• [DIRECTION]: The records that follow should be retyped word for word.

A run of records
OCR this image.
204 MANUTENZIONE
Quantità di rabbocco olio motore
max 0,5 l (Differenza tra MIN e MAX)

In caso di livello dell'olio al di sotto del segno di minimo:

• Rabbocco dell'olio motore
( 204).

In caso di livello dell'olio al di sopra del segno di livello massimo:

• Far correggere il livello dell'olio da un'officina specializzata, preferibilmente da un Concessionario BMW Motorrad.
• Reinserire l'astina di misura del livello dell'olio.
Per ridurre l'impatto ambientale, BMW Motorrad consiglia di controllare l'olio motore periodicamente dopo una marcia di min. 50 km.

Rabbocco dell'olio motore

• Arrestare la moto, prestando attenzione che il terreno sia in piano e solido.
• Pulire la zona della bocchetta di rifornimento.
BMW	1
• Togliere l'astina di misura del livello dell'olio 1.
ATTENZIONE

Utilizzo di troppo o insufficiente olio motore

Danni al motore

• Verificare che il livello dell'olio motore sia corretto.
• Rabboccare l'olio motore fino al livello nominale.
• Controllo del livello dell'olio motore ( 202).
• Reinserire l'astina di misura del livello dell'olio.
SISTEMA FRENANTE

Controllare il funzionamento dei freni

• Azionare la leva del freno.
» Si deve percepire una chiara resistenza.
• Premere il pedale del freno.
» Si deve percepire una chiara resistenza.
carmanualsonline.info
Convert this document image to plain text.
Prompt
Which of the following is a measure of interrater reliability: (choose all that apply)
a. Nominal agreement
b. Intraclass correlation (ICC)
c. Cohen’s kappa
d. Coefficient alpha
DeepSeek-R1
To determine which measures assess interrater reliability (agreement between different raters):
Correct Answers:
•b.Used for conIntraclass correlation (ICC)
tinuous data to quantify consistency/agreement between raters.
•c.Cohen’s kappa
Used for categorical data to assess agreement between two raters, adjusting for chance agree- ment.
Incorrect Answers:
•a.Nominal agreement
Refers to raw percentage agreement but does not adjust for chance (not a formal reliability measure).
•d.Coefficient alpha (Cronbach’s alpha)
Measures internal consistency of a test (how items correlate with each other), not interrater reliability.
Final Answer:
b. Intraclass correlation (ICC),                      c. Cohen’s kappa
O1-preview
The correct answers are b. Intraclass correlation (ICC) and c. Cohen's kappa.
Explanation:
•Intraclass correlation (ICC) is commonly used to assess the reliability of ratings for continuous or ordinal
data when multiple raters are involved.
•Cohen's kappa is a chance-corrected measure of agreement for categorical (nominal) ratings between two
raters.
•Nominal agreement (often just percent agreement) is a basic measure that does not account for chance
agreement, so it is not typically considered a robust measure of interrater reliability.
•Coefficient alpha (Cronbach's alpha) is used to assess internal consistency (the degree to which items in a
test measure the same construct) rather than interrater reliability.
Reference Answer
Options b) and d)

• [FINISHED ANSWER]:
OCR this image.
204 MANUTENZIONE
Quantità di rabbocco olio motore
max 0,5 l (Differenza tra MIN e MAX)

In caso di livello dell'olio al di sotto del segno di minimo:

• Rabbocco dell'olio motore
( 204).

In caso di livello dell'olio al di sopra del segno di livello massimo:

• Far correggere il livello dell'olio da un'officina specializzata, preferibilmente da un Concessionario BMW Motorrad.
• Reinserire l'astina di misura del livello dell'olio.
Per ridurre l'impatto ambientale, BMW Motorrad consiglia di controllare l'olio motore periodicamente dopo una marcia di min. 50 km.

Rabbocco dell'olio motore

• Arrestare la moto, prestando attenzione che il terreno sia in piano e solido.
• Pulire la zona della bocchetta di rifornimento.
BMW	1
• Togliere l'astina di misura del livello dell'olio 1.
ATTENZIONE

Utilizzo di troppo o insufficiente olio motore

Danni al motore

• Verificare che il livello dell'olio motore sia corretto.
• Rabboccare l'olio motore fino al livello nominale.
• Controllo del livello dell'olio motore ( 202).
• Reinserire l'astina di misura del livello dell'olio.
SISTEMA FRENANTE

Controllare il funzionamento dei freni

• Azionare la leva del freno.
» Si deve percepire una chiara resistenza.
• Premere il pedale del freno.
» Si deve percepire una chiara resistenza.
carmanualsonline.info
Convert this document image to plain text.
Prompt
Which of the following is a measure of interrater reliability: (choose all that apply)
a. Nominal agreement
b. Intraclass correlation (ICC)
c. Cohen’s kappa
d. Coefficient alpha
DeepSeek-R1
To determine which measures assess interrater reliability (agreement between different raters):
Correct Answers:
•b.Used for conIntraclass correlation (ICC)
tinuous data to quantify consistency/agreement between raters.
•c.Cohen’s kappa
Used for categorical data to assess agreement between two raters, adjusting for chance agree- ment.
Incorrect Answers:
•a.Nominal agreement
Refers to raw percentage agreement but does not adjust for chance (not a formal reliability measure).
•d.Coefficient alpha (Cronbach’s alpha)
Measures internal consistency of a test (how items correlate with each other), not interrater reliability.
Final Answer:
b. Intraclass correlation (ICC),                      c. Cohen’s kappa
O1-preview
The correct answers are b. Intraclass correlation (ICC) and c. Cohen's kappa.
Explanation:
•Intraclass correlation (ICC) is commonly used to assess the reliability of ratings for continuous or ordinal
data when multiple raters are involved.
•Cohen's kappa is a chance-corrected measure of agreement for categorical (nominal) ratings between two
raters.
•Nominal agreement (often just percent agreement) is a basic measure that does not account for chance
agreement, so it is not typically considered a robust measure of interrater reliability.
•Coefficient alpha (Cronbach's alpha) is used to assess internal consistency (the degree to which items in a
test measure the same construct) rather than interrater reliability.
Reference Answer
Options b) and d)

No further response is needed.